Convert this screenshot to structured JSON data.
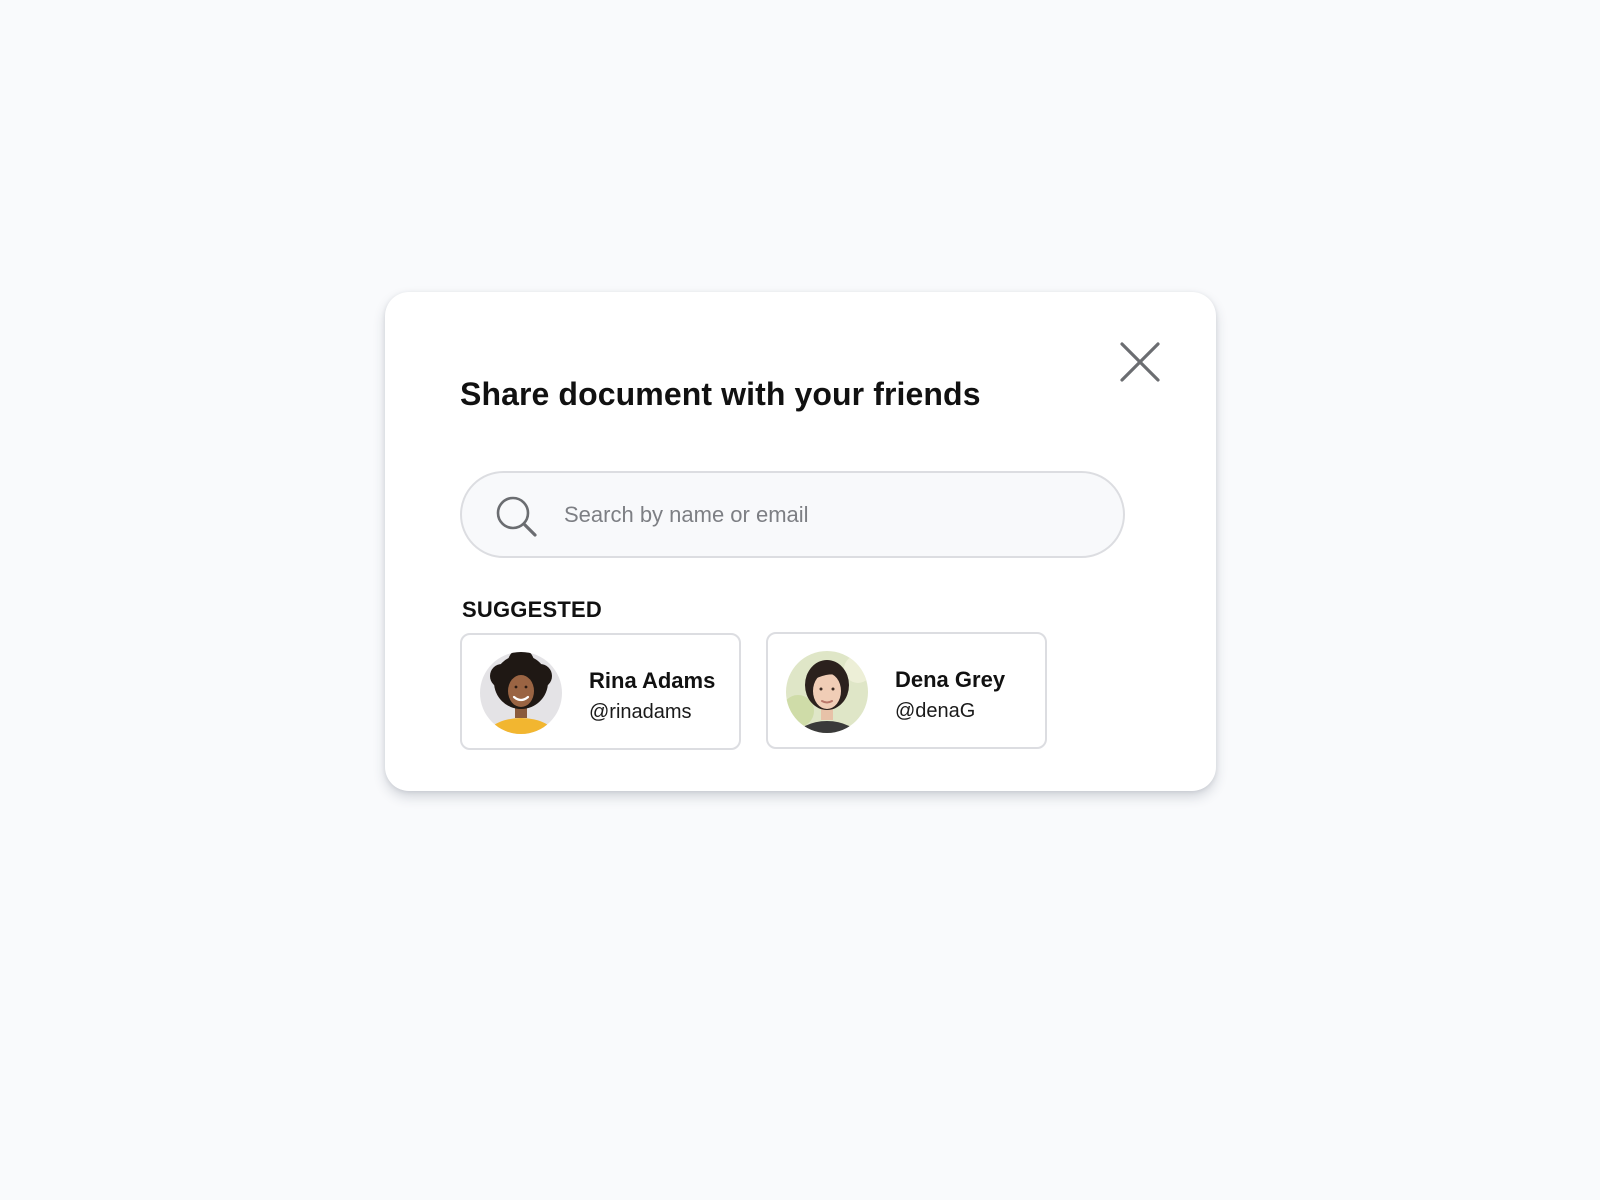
{
  "dialog": {
    "title": "Share document with your friends",
    "close_icon": "close-icon"
  },
  "search": {
    "icon": "search-icon",
    "placeholder": "Search by name or email",
    "value": ""
  },
  "suggested": {
    "label": "SUGGESTED",
    "people": [
      {
        "name": "Rina Adams",
        "handle": "@rinadams",
        "avatar": "avatar-photo"
      },
      {
        "name": "Dena Grey",
        "handle": "@denaG",
        "avatar": "avatar-photo"
      }
    ]
  },
  "colors": {
    "background": "#f9fafc",
    "dialog": "#ffffff",
    "border": "#dcdde1",
    "text": "#111111",
    "placeholder": "#7d7f84"
  }
}
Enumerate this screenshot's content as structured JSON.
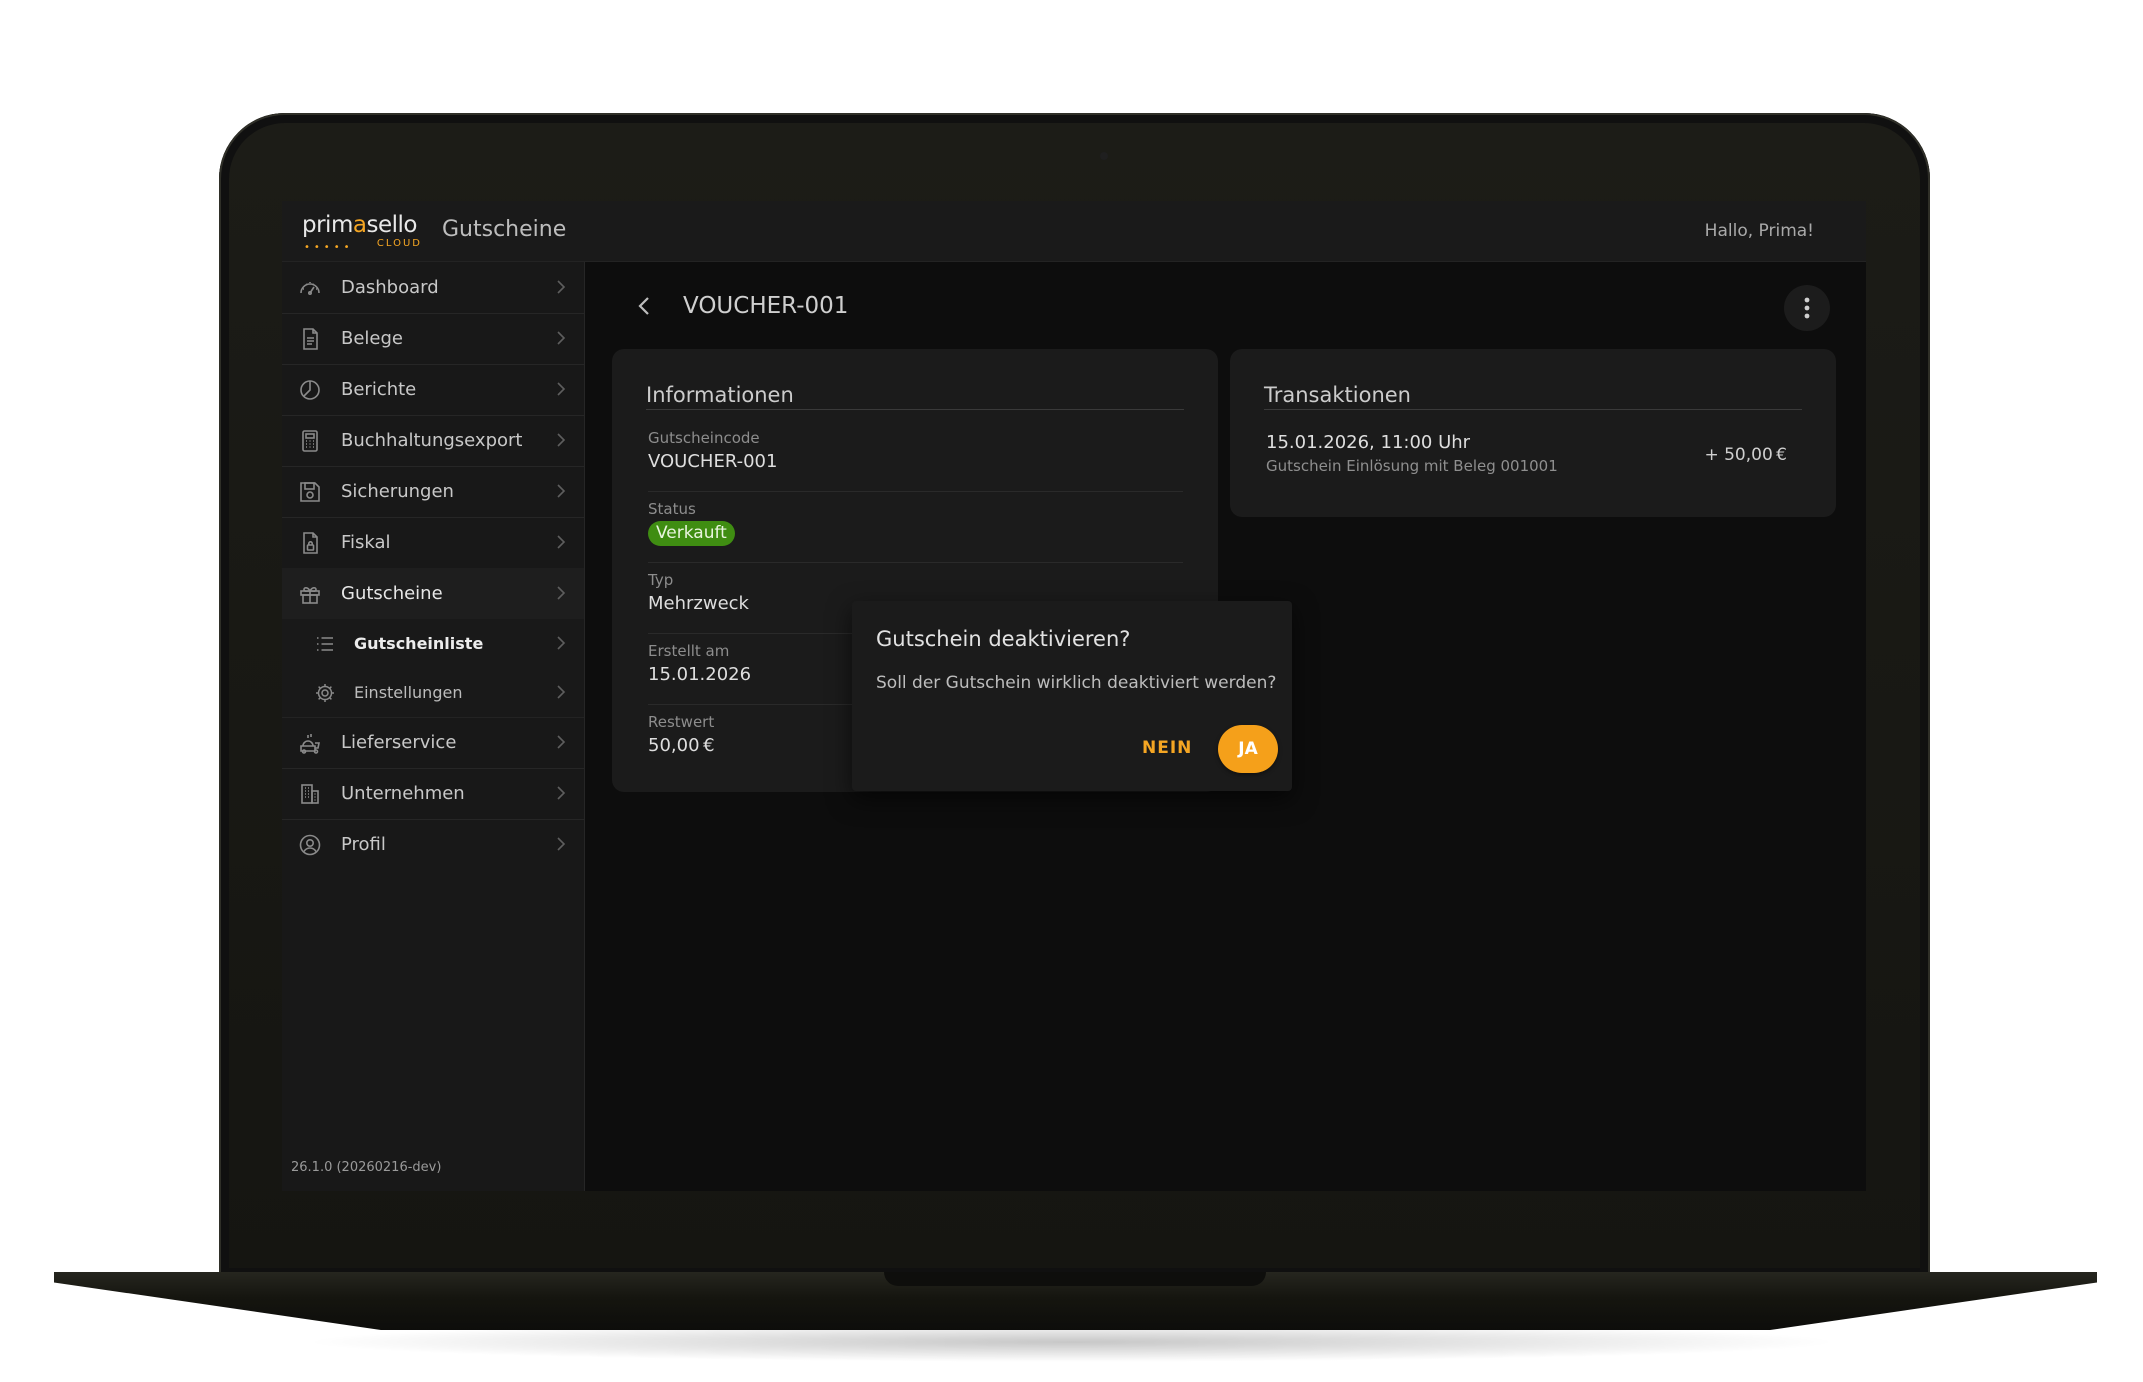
{
  "header": {
    "logo_word_1": "prim",
    "logo_word_a": "a",
    "logo_word_2": "sello",
    "logo_sub": "CLOUD",
    "app_title": "Gutscheine",
    "greeting": "Hallo, Prima!"
  },
  "sidebar": {
    "items": [
      {
        "label": "Dashboard",
        "icon": "dashboard-icon"
      },
      {
        "label": "Belege",
        "icon": "document-icon"
      },
      {
        "label": "Berichte",
        "icon": "pie-chart-icon"
      },
      {
        "label": "Buchhaltungsexport",
        "icon": "calculator-icon"
      },
      {
        "label": "Sicherungen",
        "icon": "save-icon"
      },
      {
        "label": "Fiskal",
        "icon": "fiscal-document-icon"
      },
      {
        "label": "Gutscheine",
        "icon": "gift-icon"
      },
      {
        "label": "Lieferservice",
        "icon": "delivery-icon"
      },
      {
        "label": "Unternehmen",
        "icon": "building-icon"
      },
      {
        "label": "Profil",
        "icon": "user-circle-icon"
      }
    ],
    "sub_items": [
      {
        "label": "Gutscheinliste",
        "icon": "list-icon"
      },
      {
        "label": "Einstellungen",
        "icon": "gear-icon"
      }
    ],
    "version": "26.1.0 (20260216-dev)"
  },
  "main": {
    "title": "VOUCHER-001",
    "info": {
      "title": "Informationen",
      "fields": [
        {
          "key": "Gutscheincode",
          "value": "VOUCHER-001"
        },
        {
          "key": "Status",
          "value": "Verkauft"
        },
        {
          "key": "Typ",
          "value": "Mehrzweck"
        },
        {
          "key": "Erstellt am",
          "value": "15.01.2026"
        },
        {
          "key": "Restwert",
          "value": "50,00 €"
        }
      ]
    },
    "transactions": {
      "title": "Transaktionen",
      "items": [
        {
          "date": "15.01.2026, 11:00 Uhr",
          "description": "Gutschein Einlösung mit Beleg 001001",
          "amount": "+ 50,00 €"
        }
      ]
    }
  },
  "dialog": {
    "title": "Gutschein deaktivieren?",
    "text": "Soll der Gutschein wirklich deaktiviert werden?",
    "no_label": "NEIN",
    "yes_label": "JA"
  },
  "colors": {
    "accent": "#f5a623",
    "status_green": "#3f8d12",
    "background": "#0d0d0d"
  }
}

——————

WHAT YOU WILL DO: Every line above should be repeated exactly; pictures stay out of the copy.

ANSWER TO THIS TASK:
Convert this screenshot to structured JSON data.
{
  "dialog": {
    "title": "Share document with your friends",
    "close_icon": "close-icon"
  },
  "search": {
    "icon": "search-icon",
    "placeholder": "Search by name or email",
    "value": ""
  },
  "suggested": {
    "label": "SUGGESTED",
    "people": [
      {
        "name": "Rina Adams",
        "handle": "@rinadams",
        "avatar": "avatar-photo"
      },
      {
        "name": "Dena Grey",
        "handle": "@denaG",
        "avatar": "avatar-photo"
      }
    ]
  },
  "colors": {
    "background": "#f9fafc",
    "dialog": "#ffffff",
    "border": "#dcdde1",
    "text": "#111111",
    "placeholder": "#7d7f84"
  }
}
Enumerate this screenshot's content as structured JSON.
{
  "header": {
    "logo_word_1": "prim",
    "logo_word_a": "a",
    "logo_word_2": "sello",
    "logo_sub": "CLOUD",
    "app_title": "Gutscheine",
    "greeting": "Hallo, Prima!"
  },
  "sidebar": {
    "items": [
      {
        "label": "Dashboard",
        "icon": "dashboard-icon"
      },
      {
        "label": "Belege",
        "icon": "document-icon"
      },
      {
        "label": "Berichte",
        "icon": "pie-chart-icon"
      },
      {
        "label": "Buchhaltungsexport",
        "icon": "calculator-icon"
      },
      {
        "label": "Sicherungen",
        "icon": "save-icon"
      },
      {
        "label": "Fiskal",
        "icon": "fiscal-document-icon"
      },
      {
        "label": "Gutscheine",
        "icon": "gift-icon"
      },
      {
        "label": "Lieferservice",
        "icon": "delivery-icon"
      },
      {
        "label": "Unternehmen",
        "icon": "building-icon"
      },
      {
        "label": "Profil",
        "icon": "user-circle-icon"
      }
    ],
    "sub_items": [
      {
        "label": "Gutscheinliste",
        "icon": "list-icon"
      },
      {
        "label": "Einstellungen",
        "icon": "gear-icon"
      }
    ],
    "version": "26.1.0 (20260216-dev)"
  },
  "main": {
    "title": "VOUCHER-001",
    "info": {
      "title": "Informationen",
      "fields": [
        {
          "key": "Gutscheincode",
          "value": "VOUCHER-001"
        },
        {
          "key": "Status",
          "value": "Verkauft"
        },
        {
          "key": "Typ",
          "value": "Mehrzweck"
        },
        {
          "key": "Erstellt am",
          "value": "15.01.2026"
        },
        {
          "key": "Restwert",
          "value": "50,00 €"
        }
      ]
    },
    "transactions": {
      "title": "Transaktionen",
      "items": [
        {
          "date": "15.01.2026, 11:00 Uhr",
          "description": "Gutschein Einlösung mit Beleg 001001",
          "amount": "+ 50,00 €"
        }
      ]
    }
  },
  "dialog": {
    "title": "Gutschein deaktivieren?",
    "text": "Soll der Gutschein wirklich deaktiviert werden?",
    "no_label": "NEIN",
    "yes_label": "JA"
  },
  "colors": {
    "accent": "#f5a623",
    "status_green": "#3f8d12",
    "background": "#0d0d0d"
  }
}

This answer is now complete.